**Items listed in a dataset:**
+ + + + +

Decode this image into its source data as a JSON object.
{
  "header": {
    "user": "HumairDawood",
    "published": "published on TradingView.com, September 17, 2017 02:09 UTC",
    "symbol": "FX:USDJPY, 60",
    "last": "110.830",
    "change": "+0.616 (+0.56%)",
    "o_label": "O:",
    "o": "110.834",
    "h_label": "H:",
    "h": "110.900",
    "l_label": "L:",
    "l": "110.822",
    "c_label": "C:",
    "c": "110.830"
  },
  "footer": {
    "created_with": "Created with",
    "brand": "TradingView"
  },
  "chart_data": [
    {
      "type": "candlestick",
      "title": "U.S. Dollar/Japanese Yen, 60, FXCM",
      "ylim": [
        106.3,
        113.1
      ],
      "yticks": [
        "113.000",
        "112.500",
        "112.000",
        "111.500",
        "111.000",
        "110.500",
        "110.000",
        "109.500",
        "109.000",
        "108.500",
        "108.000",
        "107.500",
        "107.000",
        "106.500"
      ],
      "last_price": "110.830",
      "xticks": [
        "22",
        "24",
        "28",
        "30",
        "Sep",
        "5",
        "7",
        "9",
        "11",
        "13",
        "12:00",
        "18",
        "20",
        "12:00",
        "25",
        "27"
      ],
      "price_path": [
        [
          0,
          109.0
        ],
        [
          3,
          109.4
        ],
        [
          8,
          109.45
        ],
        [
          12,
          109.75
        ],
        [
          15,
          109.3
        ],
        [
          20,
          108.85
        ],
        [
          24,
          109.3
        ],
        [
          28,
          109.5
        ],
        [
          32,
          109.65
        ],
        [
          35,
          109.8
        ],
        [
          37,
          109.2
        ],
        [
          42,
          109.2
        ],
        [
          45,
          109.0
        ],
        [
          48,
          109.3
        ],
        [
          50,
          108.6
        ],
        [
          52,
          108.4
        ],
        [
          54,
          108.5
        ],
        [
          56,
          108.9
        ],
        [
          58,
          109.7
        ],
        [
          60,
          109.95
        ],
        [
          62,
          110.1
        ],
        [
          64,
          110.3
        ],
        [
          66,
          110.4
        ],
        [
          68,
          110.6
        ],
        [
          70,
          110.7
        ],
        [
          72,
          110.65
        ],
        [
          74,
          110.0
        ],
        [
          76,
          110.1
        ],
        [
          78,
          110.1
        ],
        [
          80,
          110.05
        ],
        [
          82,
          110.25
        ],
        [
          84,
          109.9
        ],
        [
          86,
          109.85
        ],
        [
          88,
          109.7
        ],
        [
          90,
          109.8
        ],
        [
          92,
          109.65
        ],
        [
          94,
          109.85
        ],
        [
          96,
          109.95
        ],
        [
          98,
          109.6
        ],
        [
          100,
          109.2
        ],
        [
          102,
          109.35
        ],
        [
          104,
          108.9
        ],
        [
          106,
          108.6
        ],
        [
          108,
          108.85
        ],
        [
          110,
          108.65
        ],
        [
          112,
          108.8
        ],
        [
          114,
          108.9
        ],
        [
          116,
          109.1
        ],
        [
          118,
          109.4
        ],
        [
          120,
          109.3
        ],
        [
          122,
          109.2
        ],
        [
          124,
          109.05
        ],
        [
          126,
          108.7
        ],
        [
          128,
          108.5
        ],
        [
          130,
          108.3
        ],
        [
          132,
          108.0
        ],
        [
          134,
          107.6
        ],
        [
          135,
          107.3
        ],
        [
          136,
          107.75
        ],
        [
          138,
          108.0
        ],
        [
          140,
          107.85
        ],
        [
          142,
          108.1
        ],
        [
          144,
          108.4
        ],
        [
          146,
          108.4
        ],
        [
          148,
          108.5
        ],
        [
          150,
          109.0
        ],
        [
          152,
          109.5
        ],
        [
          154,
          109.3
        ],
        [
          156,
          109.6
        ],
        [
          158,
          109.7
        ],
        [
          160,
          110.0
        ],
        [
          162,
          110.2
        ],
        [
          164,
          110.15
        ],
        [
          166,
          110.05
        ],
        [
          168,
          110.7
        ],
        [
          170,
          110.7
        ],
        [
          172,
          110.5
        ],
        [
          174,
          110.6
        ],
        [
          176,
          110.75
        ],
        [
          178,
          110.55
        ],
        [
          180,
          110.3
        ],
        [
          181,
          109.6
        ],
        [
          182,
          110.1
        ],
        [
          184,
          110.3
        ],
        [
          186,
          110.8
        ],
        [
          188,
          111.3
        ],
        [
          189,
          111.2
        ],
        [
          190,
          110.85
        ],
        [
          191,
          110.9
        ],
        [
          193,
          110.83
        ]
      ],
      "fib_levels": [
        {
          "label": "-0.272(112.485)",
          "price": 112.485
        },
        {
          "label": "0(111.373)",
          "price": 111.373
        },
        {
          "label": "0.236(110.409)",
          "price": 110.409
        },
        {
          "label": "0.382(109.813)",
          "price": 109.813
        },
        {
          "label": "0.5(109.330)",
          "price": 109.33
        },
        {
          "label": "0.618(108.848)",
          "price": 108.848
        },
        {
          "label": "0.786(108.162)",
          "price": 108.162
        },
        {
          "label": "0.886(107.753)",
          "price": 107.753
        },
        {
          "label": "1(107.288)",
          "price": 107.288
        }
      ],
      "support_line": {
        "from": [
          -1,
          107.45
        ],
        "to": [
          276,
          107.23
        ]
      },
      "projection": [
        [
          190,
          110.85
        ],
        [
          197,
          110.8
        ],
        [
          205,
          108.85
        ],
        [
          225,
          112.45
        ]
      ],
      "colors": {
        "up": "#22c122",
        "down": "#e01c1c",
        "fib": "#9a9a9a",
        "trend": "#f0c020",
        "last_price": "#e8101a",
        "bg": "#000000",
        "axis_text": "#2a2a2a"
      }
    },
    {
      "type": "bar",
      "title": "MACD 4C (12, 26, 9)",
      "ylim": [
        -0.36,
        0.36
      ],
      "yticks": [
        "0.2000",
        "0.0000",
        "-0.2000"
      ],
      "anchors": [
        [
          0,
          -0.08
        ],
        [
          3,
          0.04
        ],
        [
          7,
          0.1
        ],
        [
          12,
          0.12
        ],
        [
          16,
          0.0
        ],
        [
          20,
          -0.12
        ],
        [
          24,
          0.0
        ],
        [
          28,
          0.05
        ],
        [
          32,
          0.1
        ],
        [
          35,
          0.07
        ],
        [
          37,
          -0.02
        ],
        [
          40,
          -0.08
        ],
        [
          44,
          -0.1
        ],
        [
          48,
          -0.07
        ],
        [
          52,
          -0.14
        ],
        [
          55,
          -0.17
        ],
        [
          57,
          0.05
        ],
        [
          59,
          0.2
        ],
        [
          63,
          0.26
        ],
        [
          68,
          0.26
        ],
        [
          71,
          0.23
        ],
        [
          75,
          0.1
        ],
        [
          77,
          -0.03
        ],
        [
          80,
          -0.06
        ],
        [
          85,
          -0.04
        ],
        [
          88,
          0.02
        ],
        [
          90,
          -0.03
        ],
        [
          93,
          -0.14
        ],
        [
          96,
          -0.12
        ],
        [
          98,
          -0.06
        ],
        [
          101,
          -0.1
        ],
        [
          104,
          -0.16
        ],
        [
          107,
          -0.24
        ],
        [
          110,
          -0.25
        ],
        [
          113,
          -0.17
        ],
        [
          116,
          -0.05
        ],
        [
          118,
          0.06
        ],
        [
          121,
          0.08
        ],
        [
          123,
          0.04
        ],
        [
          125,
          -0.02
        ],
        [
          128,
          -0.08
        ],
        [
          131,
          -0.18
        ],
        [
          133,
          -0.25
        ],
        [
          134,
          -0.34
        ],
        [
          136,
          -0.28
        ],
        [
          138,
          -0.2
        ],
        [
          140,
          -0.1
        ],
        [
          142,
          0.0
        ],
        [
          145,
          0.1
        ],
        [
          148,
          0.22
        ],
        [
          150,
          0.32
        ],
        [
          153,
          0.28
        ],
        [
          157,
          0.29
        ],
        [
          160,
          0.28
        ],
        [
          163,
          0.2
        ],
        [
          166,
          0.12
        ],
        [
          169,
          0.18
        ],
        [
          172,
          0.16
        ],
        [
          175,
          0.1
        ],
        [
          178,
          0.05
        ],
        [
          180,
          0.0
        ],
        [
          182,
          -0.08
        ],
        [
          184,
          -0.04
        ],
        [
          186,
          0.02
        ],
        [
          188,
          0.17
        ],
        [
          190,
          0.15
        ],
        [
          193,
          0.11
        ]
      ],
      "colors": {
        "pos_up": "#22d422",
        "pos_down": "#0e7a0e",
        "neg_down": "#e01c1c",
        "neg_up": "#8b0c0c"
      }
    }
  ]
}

+ + + + +

**GOAL:**
Gather each line in these records that contains the string "title".

**TASK RESPONSE:**
      "title": "U.S. Dollar/Japanese Yen, 60, FXCM",
      "title": "MACD 4C (12, 26, 9)",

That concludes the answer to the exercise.